**TASK REQUIREMENTS:**
All of the data needs to be repeated exactly.

>> START ENTRIES PROVIDED

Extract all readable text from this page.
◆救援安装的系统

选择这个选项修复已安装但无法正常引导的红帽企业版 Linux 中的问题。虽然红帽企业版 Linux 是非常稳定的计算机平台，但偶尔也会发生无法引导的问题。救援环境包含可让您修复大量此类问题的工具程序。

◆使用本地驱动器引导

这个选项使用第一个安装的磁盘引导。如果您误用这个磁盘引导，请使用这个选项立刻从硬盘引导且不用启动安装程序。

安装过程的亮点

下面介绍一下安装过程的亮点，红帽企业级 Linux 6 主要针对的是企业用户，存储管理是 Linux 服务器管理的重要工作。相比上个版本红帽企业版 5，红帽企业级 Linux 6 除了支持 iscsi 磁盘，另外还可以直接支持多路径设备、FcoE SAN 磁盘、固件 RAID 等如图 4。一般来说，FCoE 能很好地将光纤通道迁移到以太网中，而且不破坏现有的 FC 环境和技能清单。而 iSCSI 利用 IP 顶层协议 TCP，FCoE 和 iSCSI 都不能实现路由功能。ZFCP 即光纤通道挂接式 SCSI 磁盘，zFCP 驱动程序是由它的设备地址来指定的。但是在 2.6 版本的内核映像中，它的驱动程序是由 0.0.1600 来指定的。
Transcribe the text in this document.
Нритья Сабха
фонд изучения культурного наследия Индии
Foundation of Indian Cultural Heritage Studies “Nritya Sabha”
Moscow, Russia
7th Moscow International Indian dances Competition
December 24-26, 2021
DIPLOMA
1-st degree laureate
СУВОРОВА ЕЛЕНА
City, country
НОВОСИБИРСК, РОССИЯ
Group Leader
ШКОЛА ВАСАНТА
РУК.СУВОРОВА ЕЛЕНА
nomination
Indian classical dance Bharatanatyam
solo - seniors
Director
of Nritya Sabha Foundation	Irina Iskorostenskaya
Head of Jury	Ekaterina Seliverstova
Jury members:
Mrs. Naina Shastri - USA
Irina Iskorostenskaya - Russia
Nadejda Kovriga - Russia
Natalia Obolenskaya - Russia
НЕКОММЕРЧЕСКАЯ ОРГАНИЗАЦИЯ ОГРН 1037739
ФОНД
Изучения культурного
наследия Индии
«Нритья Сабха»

>> END ENTRIES PROVIDED

**FULL ANSWER:**
Extract all readable text from this page.
◆救援安装的系统

选择这个选项修复已安装但无法正常引导的红帽企业版 Linux 中的问题。虽然红帽企业版 Linux 是非常稳定的计算机平台，但偶尔也会发生无法引导的问题。救援环境包含可让您修复大量此类问题的工具程序。

◆使用本地驱动器引导

这个选项使用第一个安装的磁盘引导。如果您误用这个磁盘引导，请使用这个选项立刻从硬盘引导且不用启动安装程序。

安装过程的亮点

下面介绍一下安装过程的亮点，红帽企业级 Linux 6 主要针对的是企业用户，存储管理是 Linux 服务器管理的重要工作。相比上个版本红帽企业版 5，红帽企业级 Linux 6 除了支持 iscsi 磁盘，另外还可以直接支持多路径设备、FcoE SAN 磁盘、固件 RAID 等如图 4。一般来说，FCoE 能很好地将光纤通道迁移到以太网中，而且不破坏现有的 FC 环境和技能清单。而 iSCSI 利用 IP 顶层协议 TCP，FCoE 和 iSCSI 都不能实现路由功能。ZFCP 即光纤通道挂接式 SCSI 磁盘，zFCP 驱动程序是由它的设备地址来指定的。但是在 2.6 版本的内核映像中，它的驱动程序是由 0.0.1600 来指定的。
Transcribe the text in this document.
Нритья Сабха
фонд изучения культурного наследия Индии
Foundation of Indian Cultural Heritage Studies “Nritya Sabha”
Moscow, Russia
7th Moscow International Indian dances Competition
December 24-26, 2021
DIPLOMA
1-st degree laureate
СУВОРОВА ЕЛЕНА
City, country
НОВОСИБИРСК, РОССИЯ
Group Leader
ШКОЛА ВАСАНТА
РУК.СУВОРОВА ЕЛЕНА
nomination
Indian classical dance Bharatanatyam
solo - seniors
Director
of Nritya Sabha Foundation	Irina Iskorostenskaya
Head of Jury	Ekaterina Seliverstova
Jury members:
Mrs. Naina Shastri - USA
Irina Iskorostenskaya - Russia
Nadejda Kovriga - Russia
Natalia Obolenskaya - Russia
НЕКОММЕРЧЕСКАЯ ОРГАНИЗАЦИЯ ОГРН 1037739
ФОНД
Изучения культурного
наследия Индии
«Нритья Сабха»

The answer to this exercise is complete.